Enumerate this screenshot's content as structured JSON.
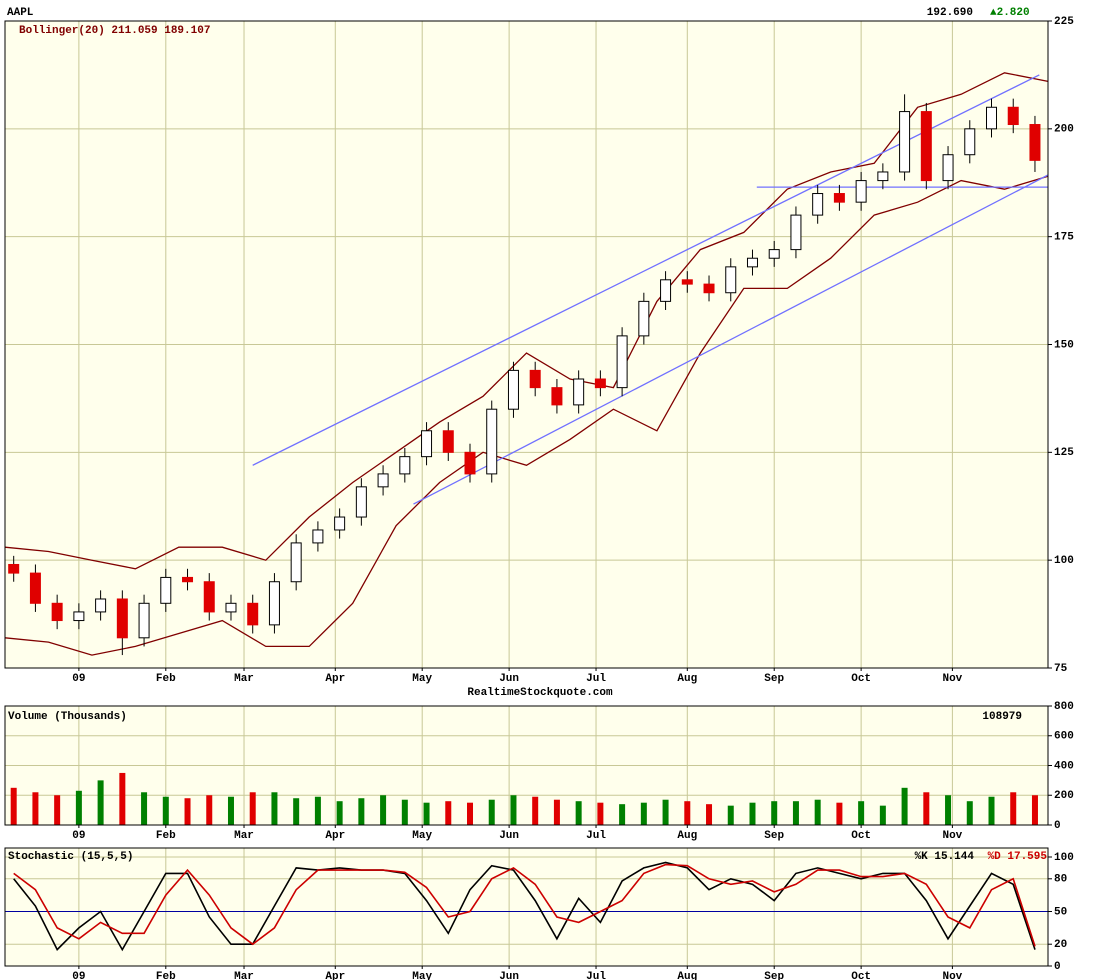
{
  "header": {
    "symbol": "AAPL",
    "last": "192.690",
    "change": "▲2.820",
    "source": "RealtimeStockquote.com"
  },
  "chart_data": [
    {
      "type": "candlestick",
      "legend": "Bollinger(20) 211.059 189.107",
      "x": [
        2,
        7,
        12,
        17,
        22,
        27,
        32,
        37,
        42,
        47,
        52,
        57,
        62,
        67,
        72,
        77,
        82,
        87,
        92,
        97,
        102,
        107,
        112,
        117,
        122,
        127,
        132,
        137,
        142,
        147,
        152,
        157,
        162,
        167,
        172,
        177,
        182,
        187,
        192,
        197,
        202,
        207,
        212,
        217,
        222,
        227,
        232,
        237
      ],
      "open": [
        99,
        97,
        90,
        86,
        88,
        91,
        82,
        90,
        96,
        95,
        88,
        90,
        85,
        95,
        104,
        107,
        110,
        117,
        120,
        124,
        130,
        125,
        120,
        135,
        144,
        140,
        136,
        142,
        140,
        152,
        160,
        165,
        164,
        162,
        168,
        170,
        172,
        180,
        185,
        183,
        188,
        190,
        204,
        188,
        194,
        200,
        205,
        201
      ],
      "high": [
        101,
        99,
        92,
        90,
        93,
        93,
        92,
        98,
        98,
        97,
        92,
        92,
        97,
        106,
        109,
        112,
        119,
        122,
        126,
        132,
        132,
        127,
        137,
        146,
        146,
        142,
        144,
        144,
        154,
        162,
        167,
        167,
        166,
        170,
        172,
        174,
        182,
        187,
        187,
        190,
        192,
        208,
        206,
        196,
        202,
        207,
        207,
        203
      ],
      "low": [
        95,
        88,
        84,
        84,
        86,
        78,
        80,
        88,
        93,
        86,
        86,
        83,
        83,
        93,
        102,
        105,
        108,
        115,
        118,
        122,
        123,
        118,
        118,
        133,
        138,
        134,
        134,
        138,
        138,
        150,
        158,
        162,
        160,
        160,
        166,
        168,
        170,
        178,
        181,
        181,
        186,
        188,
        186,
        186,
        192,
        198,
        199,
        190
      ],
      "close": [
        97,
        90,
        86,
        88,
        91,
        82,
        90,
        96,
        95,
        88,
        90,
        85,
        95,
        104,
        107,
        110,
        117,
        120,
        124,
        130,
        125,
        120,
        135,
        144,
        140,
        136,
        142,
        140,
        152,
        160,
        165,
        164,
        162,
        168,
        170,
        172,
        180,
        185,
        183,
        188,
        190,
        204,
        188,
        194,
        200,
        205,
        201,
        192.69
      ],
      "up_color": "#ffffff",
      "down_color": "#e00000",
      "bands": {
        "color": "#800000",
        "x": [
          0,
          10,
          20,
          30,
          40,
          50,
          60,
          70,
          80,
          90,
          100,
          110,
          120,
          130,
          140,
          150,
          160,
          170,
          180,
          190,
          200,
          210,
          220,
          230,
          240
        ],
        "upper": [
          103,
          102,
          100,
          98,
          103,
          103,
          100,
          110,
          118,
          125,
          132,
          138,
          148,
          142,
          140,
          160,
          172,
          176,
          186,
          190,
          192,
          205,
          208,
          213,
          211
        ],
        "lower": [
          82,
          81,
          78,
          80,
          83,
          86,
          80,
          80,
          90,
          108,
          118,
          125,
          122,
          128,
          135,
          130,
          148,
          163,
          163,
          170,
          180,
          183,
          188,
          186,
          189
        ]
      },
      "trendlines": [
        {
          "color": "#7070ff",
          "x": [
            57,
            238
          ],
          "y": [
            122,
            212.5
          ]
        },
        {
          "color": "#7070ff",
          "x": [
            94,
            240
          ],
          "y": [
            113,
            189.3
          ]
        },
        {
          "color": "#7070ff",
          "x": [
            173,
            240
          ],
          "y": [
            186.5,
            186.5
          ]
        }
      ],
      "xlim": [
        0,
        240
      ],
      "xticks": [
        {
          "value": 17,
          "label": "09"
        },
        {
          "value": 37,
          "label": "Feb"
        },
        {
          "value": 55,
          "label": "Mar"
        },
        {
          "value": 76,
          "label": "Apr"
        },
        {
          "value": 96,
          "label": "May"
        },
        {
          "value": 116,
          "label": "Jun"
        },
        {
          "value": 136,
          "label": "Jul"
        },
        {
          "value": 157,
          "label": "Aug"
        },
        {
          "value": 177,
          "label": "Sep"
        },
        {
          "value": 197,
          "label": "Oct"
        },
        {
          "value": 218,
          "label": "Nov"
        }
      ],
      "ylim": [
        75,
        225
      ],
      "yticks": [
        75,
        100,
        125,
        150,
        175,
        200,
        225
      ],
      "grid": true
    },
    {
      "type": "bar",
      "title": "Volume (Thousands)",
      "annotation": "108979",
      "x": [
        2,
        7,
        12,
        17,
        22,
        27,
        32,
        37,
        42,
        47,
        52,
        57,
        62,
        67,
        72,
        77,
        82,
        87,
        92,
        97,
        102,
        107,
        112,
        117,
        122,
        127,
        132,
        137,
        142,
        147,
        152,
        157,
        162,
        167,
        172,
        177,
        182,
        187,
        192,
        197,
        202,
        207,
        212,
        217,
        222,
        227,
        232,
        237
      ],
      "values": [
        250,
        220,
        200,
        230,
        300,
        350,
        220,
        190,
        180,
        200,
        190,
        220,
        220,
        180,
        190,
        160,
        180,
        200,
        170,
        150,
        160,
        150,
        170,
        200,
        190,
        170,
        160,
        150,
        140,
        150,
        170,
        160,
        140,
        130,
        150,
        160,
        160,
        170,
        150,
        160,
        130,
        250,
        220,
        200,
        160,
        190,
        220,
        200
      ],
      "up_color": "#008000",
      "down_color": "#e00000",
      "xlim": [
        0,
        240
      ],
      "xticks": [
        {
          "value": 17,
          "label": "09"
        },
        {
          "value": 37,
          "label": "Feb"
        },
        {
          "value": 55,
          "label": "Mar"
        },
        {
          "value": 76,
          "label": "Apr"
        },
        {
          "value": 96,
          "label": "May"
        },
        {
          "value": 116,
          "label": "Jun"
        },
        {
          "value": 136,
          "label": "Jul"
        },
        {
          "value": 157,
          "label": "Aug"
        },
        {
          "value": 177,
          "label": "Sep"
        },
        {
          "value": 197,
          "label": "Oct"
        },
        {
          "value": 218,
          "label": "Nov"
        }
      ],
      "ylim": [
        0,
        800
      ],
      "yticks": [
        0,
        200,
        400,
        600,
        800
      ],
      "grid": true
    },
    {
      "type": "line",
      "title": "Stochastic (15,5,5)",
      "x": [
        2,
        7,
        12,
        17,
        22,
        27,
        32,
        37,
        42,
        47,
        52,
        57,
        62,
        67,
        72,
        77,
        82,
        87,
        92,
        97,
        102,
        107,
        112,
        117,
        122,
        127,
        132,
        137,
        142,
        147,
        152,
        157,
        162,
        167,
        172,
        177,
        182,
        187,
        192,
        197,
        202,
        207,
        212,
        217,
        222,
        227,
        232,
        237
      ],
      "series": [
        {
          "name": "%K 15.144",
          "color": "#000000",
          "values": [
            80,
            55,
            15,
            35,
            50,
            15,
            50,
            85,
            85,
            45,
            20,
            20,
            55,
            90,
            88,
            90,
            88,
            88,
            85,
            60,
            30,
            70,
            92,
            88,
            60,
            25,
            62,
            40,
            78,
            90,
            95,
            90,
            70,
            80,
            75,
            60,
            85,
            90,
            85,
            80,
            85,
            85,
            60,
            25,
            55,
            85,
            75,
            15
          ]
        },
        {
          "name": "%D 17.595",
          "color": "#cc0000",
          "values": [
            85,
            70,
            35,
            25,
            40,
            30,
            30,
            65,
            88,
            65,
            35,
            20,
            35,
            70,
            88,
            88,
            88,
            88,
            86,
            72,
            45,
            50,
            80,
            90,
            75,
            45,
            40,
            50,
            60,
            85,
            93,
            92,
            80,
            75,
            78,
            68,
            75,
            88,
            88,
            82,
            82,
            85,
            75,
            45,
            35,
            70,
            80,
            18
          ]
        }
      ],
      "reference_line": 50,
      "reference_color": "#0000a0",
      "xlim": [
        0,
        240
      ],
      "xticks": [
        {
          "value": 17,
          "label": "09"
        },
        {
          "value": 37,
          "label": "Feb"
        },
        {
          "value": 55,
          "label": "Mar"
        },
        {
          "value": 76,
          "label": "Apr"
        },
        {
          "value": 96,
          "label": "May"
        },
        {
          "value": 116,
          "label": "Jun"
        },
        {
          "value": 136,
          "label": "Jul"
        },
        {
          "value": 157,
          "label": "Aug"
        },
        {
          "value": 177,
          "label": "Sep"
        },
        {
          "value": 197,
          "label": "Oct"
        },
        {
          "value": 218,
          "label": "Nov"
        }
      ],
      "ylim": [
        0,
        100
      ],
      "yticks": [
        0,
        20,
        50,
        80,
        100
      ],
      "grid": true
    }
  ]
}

═══

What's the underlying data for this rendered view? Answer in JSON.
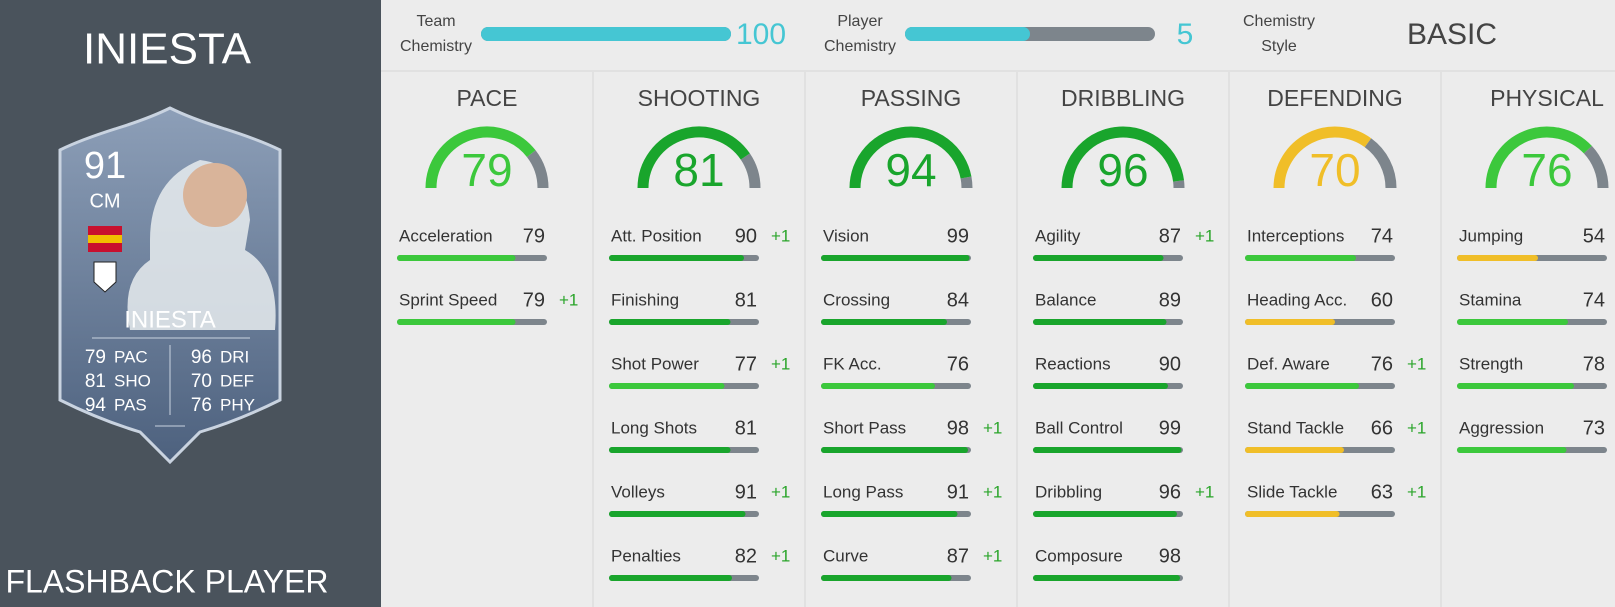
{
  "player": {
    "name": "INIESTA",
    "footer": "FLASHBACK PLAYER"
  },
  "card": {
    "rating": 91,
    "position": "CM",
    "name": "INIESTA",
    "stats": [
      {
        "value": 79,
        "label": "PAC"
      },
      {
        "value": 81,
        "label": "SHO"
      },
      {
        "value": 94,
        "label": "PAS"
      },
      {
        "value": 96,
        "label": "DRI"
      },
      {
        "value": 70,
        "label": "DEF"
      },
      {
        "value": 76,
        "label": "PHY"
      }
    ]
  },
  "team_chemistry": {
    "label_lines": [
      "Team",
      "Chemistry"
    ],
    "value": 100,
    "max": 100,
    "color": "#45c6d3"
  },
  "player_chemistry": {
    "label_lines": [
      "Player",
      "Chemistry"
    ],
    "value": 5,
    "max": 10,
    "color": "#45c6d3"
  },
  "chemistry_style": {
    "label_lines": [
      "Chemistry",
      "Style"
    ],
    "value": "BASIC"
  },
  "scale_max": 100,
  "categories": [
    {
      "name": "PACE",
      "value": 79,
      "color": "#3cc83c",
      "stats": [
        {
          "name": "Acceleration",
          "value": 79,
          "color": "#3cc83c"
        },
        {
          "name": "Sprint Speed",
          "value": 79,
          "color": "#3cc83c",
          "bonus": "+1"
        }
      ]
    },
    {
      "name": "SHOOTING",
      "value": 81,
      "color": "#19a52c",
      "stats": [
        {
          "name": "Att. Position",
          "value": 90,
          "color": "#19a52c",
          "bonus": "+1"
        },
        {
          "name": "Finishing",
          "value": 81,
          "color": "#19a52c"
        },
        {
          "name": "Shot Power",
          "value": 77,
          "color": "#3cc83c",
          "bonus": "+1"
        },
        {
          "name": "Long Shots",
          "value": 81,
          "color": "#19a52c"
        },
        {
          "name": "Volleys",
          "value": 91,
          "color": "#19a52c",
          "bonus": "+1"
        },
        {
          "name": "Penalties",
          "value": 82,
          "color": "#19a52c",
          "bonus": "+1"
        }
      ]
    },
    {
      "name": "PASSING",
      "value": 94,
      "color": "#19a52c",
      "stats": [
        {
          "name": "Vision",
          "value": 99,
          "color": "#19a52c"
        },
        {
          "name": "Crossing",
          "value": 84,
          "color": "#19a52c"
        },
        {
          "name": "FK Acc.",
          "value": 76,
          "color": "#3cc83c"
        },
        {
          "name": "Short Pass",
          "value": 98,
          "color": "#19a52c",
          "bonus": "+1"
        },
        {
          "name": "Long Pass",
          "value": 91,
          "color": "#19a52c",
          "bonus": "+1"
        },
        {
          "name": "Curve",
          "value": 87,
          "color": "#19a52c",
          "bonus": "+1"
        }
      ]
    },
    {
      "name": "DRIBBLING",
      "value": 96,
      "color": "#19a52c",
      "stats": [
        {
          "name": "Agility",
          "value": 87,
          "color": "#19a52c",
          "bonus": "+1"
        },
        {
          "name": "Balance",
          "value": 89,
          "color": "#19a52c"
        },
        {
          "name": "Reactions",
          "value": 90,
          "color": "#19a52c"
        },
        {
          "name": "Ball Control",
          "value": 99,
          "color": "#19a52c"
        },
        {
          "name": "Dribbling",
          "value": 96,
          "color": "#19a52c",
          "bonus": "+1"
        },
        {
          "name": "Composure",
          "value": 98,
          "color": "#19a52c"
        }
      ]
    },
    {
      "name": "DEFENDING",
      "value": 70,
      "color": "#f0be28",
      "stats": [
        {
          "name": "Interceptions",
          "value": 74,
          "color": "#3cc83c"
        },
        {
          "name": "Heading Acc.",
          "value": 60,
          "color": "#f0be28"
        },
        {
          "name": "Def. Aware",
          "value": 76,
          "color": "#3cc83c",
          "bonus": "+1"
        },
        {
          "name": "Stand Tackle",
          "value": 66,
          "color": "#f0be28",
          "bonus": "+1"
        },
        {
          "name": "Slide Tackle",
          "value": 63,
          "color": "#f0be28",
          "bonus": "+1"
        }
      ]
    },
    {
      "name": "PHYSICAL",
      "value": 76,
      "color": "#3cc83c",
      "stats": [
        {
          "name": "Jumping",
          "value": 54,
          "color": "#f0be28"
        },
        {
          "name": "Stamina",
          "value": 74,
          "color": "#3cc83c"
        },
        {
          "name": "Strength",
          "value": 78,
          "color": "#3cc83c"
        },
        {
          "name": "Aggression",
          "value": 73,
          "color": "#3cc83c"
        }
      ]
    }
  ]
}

═══

Stated task - Above are the records. Identify each line that contains the word "title".

Full output -
      "title": "Volume (Thousands)",
      "title": "Stochastic (15,5,5)",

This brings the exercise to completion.